▶ EXERCISE GOAL: Report every line from the material that contains the word "object".

╔══

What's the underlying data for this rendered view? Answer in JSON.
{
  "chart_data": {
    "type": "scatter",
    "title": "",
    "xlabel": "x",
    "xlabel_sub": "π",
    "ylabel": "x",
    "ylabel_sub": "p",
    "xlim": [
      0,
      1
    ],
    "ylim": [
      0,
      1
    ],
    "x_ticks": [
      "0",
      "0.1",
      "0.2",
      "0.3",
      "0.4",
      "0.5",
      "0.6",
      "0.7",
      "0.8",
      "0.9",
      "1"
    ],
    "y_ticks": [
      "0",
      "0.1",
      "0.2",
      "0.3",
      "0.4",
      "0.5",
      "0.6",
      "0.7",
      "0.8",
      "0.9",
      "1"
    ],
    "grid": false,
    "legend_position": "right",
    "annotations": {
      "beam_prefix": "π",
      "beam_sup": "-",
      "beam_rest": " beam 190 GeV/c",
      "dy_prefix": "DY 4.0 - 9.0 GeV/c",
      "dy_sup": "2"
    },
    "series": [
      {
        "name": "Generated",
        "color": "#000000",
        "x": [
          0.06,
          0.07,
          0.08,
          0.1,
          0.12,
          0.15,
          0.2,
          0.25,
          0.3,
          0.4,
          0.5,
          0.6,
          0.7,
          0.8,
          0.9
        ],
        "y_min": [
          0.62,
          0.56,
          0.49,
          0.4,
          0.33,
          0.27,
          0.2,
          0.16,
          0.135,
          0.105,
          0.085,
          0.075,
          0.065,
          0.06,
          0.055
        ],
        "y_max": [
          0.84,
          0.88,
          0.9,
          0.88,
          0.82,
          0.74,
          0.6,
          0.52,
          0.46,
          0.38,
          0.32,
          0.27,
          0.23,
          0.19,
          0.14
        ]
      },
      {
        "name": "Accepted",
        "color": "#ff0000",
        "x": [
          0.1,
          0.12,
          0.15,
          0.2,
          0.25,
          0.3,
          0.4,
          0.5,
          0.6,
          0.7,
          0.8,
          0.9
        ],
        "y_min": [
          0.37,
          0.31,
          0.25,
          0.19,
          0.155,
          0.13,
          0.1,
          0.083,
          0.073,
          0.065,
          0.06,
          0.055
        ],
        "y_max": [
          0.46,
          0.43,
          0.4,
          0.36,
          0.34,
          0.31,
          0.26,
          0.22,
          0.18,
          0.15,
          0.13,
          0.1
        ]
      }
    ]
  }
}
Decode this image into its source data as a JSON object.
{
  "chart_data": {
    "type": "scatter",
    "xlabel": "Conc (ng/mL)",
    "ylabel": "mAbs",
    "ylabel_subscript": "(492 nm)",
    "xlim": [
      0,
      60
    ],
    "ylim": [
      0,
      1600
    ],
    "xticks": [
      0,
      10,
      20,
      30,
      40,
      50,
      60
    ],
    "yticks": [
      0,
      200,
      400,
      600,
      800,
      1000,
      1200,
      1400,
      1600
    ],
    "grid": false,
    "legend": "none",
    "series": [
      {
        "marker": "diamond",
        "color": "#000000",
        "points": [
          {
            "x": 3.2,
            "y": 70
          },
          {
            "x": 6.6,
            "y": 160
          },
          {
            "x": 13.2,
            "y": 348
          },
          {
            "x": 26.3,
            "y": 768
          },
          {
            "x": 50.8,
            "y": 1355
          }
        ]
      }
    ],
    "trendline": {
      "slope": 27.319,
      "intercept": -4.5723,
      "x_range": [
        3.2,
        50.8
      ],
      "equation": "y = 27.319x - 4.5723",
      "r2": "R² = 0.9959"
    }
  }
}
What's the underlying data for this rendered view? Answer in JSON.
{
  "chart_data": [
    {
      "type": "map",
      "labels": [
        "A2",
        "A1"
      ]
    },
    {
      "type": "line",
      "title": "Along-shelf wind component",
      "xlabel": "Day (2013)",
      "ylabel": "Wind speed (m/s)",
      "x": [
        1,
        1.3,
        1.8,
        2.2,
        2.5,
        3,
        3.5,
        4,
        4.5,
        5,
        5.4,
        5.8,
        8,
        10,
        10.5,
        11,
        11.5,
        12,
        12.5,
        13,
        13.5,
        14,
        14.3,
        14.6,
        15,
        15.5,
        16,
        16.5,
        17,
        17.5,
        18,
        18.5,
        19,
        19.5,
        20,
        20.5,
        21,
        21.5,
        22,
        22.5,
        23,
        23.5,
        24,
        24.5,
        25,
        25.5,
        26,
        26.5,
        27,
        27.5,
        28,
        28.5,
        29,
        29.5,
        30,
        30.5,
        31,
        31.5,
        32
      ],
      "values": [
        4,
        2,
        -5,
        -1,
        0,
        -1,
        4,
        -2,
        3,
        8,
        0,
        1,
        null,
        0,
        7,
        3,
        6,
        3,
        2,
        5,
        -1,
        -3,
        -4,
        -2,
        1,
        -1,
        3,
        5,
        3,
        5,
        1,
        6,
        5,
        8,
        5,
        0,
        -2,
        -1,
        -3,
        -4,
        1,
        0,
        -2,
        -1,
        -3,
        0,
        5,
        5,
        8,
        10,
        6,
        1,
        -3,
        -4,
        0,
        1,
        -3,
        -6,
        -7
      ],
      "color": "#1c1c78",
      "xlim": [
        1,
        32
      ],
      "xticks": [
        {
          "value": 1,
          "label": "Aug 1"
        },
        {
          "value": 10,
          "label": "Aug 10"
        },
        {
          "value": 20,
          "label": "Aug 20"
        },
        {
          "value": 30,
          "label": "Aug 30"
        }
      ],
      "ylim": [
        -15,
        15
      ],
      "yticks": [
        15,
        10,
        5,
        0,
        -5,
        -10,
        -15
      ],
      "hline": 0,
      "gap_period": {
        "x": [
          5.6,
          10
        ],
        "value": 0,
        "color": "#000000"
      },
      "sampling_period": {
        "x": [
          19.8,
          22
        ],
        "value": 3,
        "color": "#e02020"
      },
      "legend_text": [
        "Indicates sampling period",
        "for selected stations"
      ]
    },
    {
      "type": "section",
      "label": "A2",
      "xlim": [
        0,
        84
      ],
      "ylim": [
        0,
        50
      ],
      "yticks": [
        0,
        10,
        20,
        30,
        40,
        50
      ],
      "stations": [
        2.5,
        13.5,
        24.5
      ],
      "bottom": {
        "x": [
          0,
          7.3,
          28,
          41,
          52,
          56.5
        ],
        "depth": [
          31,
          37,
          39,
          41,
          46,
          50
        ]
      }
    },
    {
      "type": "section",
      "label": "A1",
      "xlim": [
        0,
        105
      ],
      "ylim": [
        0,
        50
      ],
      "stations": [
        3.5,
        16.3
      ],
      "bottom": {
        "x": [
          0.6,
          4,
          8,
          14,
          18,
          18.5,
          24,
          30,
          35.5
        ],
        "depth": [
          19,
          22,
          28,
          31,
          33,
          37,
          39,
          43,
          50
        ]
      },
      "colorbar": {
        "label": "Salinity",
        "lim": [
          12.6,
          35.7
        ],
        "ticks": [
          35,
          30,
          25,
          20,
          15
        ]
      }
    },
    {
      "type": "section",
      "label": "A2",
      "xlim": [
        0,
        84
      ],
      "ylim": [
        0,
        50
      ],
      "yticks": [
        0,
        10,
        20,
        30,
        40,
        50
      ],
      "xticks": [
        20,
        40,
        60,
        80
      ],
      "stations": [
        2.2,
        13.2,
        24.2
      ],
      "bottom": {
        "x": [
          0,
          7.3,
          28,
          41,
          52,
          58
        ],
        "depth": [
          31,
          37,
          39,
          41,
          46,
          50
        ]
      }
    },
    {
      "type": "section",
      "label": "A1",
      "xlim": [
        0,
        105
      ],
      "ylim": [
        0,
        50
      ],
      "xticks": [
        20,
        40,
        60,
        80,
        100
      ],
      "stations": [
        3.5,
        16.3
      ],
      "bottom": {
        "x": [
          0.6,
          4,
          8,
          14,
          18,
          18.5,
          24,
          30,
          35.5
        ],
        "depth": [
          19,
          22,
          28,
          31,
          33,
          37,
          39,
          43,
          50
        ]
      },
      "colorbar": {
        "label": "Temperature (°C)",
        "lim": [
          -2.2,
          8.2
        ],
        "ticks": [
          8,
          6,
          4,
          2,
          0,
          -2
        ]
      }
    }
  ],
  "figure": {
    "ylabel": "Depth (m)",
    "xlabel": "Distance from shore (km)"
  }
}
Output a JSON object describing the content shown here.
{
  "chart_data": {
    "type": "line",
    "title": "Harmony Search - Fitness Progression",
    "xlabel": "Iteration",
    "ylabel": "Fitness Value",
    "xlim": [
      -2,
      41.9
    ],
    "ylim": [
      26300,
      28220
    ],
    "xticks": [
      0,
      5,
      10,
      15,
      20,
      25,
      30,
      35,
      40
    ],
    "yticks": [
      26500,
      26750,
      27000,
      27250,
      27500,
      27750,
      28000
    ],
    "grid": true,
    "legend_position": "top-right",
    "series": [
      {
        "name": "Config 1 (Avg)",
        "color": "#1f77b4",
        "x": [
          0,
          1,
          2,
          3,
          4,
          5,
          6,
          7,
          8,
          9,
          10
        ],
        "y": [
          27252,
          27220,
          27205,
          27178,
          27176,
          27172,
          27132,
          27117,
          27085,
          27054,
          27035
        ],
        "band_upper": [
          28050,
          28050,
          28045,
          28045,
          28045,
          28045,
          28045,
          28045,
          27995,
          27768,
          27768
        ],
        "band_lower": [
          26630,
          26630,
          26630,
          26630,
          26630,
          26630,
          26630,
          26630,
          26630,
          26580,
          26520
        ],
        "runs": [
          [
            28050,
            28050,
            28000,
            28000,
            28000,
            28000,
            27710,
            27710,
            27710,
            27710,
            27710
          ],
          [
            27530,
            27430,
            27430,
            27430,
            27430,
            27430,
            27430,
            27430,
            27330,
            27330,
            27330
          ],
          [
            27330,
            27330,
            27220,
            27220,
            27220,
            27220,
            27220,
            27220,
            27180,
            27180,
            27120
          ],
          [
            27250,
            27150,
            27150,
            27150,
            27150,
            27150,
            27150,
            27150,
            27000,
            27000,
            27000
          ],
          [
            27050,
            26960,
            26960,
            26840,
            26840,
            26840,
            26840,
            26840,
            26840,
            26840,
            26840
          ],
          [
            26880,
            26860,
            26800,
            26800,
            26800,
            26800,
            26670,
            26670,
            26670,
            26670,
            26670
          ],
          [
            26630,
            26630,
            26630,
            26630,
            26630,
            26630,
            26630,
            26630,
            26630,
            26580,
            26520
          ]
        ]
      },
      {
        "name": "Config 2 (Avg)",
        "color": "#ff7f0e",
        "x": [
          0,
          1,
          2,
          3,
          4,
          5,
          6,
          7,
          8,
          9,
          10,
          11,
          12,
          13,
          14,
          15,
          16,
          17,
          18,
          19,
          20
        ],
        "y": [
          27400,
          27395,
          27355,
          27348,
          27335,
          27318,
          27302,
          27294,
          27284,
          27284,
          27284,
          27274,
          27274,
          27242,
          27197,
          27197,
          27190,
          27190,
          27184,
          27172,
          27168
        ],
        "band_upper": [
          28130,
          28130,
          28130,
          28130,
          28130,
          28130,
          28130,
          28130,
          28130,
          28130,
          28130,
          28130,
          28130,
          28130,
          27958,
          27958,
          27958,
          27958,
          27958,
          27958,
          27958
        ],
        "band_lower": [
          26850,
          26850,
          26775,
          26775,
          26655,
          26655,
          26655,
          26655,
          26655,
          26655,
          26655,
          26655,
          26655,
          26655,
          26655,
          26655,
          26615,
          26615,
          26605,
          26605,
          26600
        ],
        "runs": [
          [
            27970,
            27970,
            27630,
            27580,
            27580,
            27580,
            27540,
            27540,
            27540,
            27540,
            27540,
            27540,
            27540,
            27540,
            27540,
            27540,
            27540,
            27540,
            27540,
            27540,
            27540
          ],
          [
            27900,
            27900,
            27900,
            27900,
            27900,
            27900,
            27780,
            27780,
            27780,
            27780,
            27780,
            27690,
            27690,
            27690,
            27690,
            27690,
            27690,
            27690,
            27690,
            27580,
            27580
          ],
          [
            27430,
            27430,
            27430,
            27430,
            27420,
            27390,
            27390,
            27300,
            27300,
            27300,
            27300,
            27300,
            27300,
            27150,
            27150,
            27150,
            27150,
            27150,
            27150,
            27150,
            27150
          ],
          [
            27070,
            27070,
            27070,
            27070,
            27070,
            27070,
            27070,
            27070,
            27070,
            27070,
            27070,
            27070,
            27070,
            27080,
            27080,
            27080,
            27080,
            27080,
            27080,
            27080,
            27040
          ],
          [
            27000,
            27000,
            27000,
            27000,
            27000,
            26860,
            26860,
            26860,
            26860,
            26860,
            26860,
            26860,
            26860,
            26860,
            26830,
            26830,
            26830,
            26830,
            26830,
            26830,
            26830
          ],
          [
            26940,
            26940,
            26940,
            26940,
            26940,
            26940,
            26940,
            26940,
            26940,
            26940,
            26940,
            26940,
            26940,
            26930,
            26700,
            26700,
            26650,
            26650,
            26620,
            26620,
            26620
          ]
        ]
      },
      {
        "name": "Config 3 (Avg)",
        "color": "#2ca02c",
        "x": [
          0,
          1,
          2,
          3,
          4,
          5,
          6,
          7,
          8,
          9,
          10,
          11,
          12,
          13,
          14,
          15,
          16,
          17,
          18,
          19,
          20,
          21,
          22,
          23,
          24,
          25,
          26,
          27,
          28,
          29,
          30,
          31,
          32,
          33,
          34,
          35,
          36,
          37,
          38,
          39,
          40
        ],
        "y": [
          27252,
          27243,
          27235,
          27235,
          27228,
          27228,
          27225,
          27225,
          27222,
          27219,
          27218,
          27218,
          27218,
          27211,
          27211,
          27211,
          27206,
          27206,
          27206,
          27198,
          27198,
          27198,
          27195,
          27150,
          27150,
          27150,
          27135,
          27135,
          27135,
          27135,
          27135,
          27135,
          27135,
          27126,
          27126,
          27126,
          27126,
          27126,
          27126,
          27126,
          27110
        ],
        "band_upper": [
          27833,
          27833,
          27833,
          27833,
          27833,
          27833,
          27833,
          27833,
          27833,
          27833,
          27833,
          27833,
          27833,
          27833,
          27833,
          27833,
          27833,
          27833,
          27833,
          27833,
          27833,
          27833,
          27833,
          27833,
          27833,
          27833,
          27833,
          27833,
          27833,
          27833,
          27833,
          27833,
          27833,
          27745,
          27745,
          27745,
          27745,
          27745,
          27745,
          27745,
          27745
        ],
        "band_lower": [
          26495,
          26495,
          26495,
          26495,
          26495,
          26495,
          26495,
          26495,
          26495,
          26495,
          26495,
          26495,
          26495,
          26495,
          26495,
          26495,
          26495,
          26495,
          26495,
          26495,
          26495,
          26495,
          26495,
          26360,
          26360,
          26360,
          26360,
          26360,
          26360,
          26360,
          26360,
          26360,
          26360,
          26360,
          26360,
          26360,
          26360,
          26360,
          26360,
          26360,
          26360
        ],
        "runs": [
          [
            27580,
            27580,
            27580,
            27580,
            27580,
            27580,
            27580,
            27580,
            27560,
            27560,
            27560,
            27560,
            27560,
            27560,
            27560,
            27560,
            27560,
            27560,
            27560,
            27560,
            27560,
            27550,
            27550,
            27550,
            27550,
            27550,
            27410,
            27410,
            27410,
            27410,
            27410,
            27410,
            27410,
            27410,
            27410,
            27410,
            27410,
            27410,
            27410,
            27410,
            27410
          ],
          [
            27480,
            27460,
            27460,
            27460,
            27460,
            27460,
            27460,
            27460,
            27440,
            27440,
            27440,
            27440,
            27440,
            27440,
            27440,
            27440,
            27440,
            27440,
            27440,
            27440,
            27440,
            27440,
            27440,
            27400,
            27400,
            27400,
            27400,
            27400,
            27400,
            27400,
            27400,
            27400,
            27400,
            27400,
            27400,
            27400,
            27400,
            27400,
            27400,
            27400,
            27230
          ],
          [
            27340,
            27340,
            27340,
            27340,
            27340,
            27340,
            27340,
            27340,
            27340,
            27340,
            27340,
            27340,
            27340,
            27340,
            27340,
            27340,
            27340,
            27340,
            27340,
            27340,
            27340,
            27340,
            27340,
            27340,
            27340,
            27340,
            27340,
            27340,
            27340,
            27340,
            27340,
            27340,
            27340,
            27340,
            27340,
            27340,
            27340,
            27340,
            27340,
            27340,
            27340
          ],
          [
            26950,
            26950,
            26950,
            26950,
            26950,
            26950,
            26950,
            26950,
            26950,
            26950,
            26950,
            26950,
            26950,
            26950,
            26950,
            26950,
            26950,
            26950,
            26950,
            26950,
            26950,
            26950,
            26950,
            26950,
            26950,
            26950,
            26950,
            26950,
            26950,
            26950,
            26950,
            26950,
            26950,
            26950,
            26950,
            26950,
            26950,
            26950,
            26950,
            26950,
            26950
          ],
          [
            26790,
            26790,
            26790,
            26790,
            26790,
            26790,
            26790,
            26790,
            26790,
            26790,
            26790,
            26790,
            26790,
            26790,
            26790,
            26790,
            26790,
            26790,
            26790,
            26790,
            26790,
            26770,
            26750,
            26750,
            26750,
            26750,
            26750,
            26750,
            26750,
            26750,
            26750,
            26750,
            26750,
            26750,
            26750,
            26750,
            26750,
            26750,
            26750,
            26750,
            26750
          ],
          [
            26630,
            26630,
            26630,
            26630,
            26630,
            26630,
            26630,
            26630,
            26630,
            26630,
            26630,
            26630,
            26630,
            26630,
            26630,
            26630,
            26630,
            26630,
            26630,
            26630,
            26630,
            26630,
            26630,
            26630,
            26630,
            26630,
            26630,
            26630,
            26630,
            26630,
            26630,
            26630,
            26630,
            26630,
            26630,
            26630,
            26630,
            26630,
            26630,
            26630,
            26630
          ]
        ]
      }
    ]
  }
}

╚══

▶ SOLUTION BELOW:
Decode this image into its source data as a JSON object.
Output a JSON object describing the content shown here.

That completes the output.